**WHAT TO PRODUCE**
Report back each line of the records that contains the string "updated".

**RECORDS FOR THE TASK**
--- BEGIN ---
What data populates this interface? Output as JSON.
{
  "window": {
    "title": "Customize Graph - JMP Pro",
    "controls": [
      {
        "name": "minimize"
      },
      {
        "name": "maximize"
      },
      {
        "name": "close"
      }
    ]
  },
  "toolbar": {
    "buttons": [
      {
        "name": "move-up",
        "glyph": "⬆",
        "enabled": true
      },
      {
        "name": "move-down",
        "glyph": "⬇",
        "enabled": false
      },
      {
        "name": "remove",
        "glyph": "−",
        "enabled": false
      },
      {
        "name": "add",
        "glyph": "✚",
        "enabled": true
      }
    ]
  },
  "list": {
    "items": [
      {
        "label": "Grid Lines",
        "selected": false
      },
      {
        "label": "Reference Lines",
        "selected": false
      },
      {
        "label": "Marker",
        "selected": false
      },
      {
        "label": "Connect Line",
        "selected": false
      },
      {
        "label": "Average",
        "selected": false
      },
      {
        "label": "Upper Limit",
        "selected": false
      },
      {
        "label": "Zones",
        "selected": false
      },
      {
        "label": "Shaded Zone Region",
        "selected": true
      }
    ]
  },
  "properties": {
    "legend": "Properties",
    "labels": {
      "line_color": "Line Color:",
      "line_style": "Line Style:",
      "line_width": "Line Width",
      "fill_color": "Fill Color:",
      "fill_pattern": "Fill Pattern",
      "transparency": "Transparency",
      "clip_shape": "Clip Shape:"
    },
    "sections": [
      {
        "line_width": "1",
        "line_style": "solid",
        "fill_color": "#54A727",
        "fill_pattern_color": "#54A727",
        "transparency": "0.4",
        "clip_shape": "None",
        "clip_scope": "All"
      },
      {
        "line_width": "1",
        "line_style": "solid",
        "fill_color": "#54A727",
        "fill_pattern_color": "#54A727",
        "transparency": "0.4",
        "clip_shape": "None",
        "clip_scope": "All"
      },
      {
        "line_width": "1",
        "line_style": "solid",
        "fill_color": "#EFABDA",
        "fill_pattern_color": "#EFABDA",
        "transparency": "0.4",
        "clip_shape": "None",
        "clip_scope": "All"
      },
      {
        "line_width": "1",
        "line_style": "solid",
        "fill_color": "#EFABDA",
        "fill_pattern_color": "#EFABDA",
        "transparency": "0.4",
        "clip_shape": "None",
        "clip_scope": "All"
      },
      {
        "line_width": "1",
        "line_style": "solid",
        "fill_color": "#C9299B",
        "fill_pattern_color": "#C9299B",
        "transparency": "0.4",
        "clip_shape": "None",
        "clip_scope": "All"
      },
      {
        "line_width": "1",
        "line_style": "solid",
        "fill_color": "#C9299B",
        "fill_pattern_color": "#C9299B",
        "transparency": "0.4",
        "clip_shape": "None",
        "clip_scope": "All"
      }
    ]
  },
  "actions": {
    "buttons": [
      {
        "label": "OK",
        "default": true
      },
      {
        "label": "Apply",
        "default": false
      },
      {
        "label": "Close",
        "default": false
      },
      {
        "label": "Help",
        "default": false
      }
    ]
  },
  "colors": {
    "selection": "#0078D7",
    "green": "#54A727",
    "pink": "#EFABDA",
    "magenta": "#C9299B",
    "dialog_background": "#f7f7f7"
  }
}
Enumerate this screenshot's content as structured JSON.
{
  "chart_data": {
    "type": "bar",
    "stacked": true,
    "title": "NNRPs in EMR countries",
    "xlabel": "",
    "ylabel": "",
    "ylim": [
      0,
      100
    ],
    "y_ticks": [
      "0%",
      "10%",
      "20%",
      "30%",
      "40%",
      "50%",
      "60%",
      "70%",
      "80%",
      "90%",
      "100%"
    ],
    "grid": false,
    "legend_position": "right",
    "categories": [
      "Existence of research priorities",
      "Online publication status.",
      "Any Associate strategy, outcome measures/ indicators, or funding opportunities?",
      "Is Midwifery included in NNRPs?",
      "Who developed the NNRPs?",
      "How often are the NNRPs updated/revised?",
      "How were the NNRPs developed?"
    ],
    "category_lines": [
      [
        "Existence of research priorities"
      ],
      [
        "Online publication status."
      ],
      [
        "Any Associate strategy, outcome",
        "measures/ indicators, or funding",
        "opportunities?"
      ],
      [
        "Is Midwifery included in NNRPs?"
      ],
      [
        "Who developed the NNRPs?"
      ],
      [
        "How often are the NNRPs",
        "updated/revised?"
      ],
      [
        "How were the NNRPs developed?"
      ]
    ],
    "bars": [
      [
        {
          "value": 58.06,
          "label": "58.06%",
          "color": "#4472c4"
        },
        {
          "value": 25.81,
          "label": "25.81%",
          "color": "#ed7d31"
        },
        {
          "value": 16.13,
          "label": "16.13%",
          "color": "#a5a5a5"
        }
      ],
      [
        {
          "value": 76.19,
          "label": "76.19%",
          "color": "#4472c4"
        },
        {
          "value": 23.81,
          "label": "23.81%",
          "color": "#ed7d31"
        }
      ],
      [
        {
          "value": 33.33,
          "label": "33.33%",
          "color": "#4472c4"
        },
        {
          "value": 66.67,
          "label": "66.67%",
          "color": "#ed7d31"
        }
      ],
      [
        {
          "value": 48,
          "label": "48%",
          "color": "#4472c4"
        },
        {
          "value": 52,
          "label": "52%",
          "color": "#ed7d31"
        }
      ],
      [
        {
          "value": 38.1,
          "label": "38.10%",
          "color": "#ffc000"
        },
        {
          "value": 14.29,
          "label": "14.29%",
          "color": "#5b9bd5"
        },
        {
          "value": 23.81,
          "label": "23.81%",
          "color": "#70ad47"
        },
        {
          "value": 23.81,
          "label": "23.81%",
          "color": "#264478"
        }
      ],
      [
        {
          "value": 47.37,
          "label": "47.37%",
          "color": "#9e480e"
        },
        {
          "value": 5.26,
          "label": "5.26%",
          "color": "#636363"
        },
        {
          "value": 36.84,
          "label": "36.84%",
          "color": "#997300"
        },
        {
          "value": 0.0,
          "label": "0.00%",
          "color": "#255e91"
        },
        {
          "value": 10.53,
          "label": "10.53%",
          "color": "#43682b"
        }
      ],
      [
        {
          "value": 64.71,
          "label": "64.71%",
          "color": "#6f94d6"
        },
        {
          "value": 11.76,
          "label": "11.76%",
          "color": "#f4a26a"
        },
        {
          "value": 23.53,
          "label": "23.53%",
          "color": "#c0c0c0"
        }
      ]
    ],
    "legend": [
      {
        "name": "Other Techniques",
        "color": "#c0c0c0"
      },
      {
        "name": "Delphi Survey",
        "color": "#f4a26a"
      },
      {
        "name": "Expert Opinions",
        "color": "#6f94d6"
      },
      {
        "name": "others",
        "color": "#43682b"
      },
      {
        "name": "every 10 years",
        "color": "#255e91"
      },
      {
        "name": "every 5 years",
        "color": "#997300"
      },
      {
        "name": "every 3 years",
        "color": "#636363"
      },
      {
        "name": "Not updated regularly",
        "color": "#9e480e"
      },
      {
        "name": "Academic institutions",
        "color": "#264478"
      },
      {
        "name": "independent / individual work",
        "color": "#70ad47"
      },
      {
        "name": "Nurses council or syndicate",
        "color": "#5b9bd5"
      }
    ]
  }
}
--- END ---
**SOLUTION**
      "How often are the NNRPs updated/revised?",
        "updated/revised?"
        "name": "Not updated regularly",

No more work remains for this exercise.